● BRIEF:
Select lines where the word "have" appears.

— Start of GIVEN RECORDS —

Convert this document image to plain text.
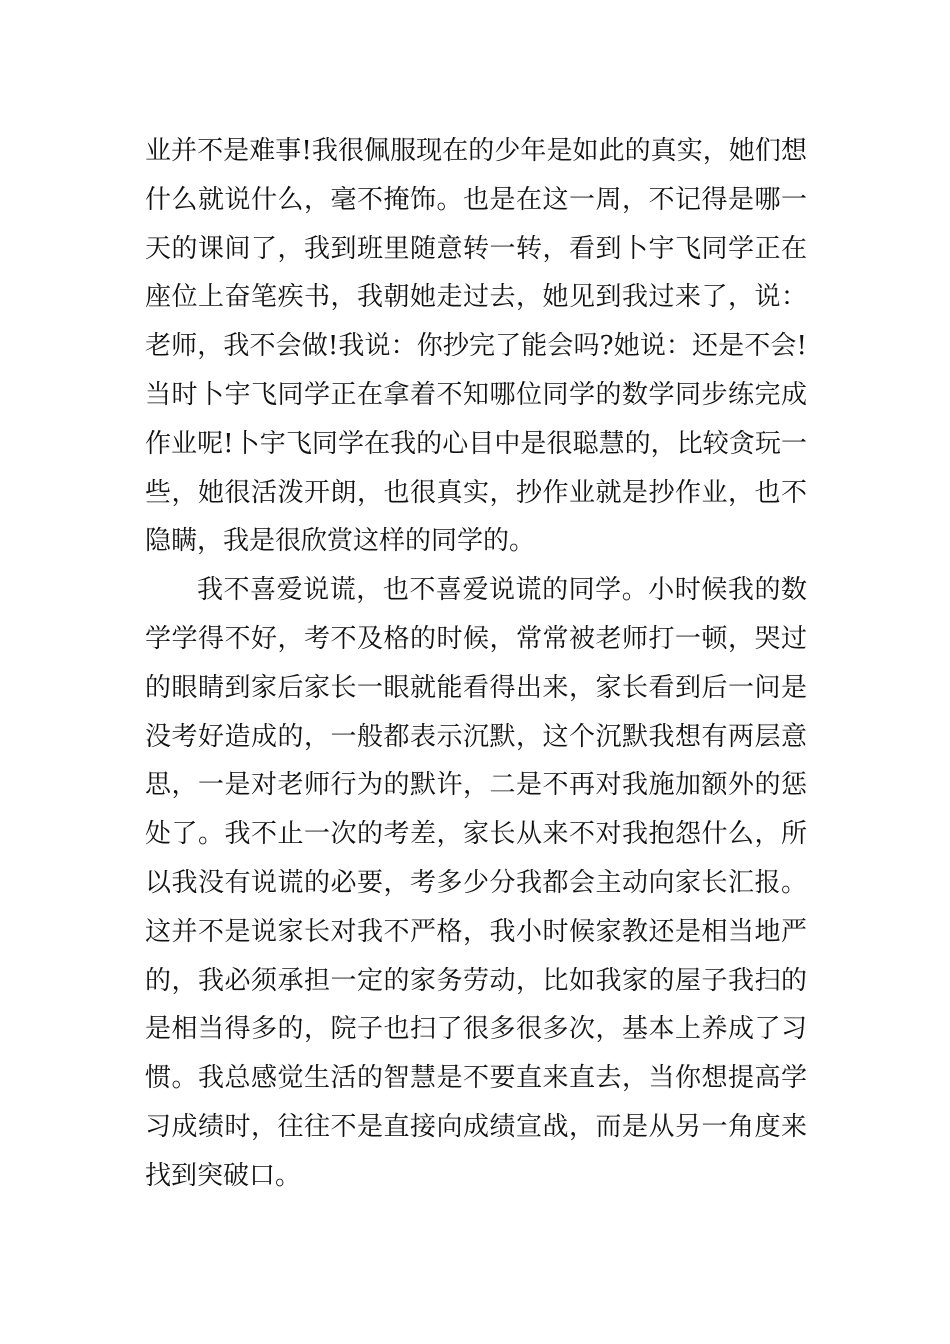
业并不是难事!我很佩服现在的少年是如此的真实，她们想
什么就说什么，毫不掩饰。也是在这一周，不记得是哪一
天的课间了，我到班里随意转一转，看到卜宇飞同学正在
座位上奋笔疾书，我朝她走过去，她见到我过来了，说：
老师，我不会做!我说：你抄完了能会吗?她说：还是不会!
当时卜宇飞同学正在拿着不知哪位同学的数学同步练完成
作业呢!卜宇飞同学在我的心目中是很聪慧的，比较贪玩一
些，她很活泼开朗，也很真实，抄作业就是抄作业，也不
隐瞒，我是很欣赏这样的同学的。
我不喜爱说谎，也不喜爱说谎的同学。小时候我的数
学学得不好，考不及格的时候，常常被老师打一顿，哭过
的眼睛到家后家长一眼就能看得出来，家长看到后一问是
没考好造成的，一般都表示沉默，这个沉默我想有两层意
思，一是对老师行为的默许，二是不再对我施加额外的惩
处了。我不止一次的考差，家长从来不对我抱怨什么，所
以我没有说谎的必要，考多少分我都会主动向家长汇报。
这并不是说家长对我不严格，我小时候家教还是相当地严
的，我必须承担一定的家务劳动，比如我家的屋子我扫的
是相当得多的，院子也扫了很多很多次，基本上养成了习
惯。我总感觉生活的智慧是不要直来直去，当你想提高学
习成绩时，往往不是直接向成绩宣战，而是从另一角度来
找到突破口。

— End of GIVEN RECORDS —
— Start of GIVEN RECORDS —

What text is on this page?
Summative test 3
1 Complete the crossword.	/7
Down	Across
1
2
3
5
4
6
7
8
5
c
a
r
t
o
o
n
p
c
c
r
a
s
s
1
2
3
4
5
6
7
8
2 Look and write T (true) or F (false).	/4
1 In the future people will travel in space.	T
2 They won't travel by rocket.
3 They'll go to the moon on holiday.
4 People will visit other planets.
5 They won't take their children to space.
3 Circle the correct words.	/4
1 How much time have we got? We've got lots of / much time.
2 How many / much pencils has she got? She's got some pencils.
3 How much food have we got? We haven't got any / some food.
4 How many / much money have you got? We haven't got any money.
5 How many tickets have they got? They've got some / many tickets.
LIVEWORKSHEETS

— End of GIVEN RECORDS —
— Start of GIVEN RECORDS —

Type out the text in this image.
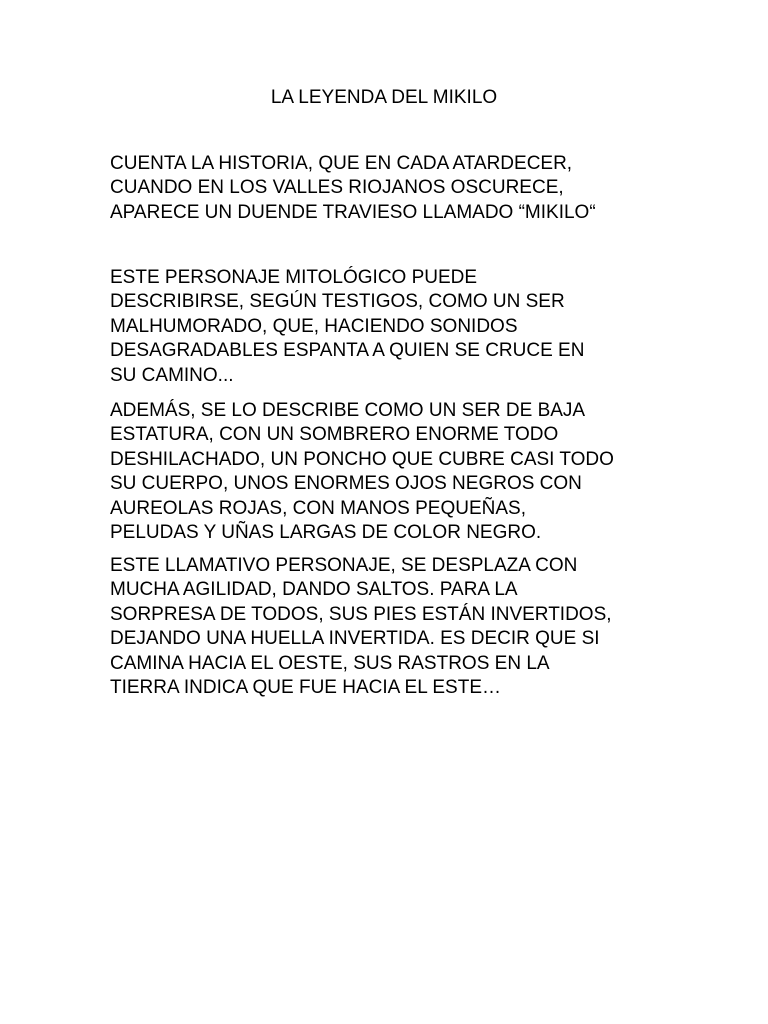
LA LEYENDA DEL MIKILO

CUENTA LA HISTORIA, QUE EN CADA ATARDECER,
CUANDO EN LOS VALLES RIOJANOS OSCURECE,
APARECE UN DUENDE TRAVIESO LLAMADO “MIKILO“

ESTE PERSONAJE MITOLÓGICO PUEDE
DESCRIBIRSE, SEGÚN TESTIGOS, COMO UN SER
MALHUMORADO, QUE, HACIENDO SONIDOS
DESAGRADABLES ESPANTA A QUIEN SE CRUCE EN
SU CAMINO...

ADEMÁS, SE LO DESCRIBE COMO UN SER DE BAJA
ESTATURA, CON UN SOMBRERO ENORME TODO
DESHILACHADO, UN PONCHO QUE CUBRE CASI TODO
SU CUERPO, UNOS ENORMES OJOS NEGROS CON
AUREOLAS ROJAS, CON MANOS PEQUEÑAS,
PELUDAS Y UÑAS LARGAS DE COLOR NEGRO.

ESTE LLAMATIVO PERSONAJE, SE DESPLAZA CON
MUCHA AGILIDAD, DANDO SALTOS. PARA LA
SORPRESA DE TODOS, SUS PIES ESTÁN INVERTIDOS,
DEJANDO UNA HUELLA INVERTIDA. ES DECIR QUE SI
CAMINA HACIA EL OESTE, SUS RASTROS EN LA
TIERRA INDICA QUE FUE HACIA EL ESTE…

— End of GIVEN RECORDS —

● FINAL RESULT:
1 How much time have we got? We've got lots of / much time.
3 How much food have we got? We haven't got any / some food.
4 How many / much money have you got? We haven't got any money.
5 How many tickets have they got? They've got some / many tickets.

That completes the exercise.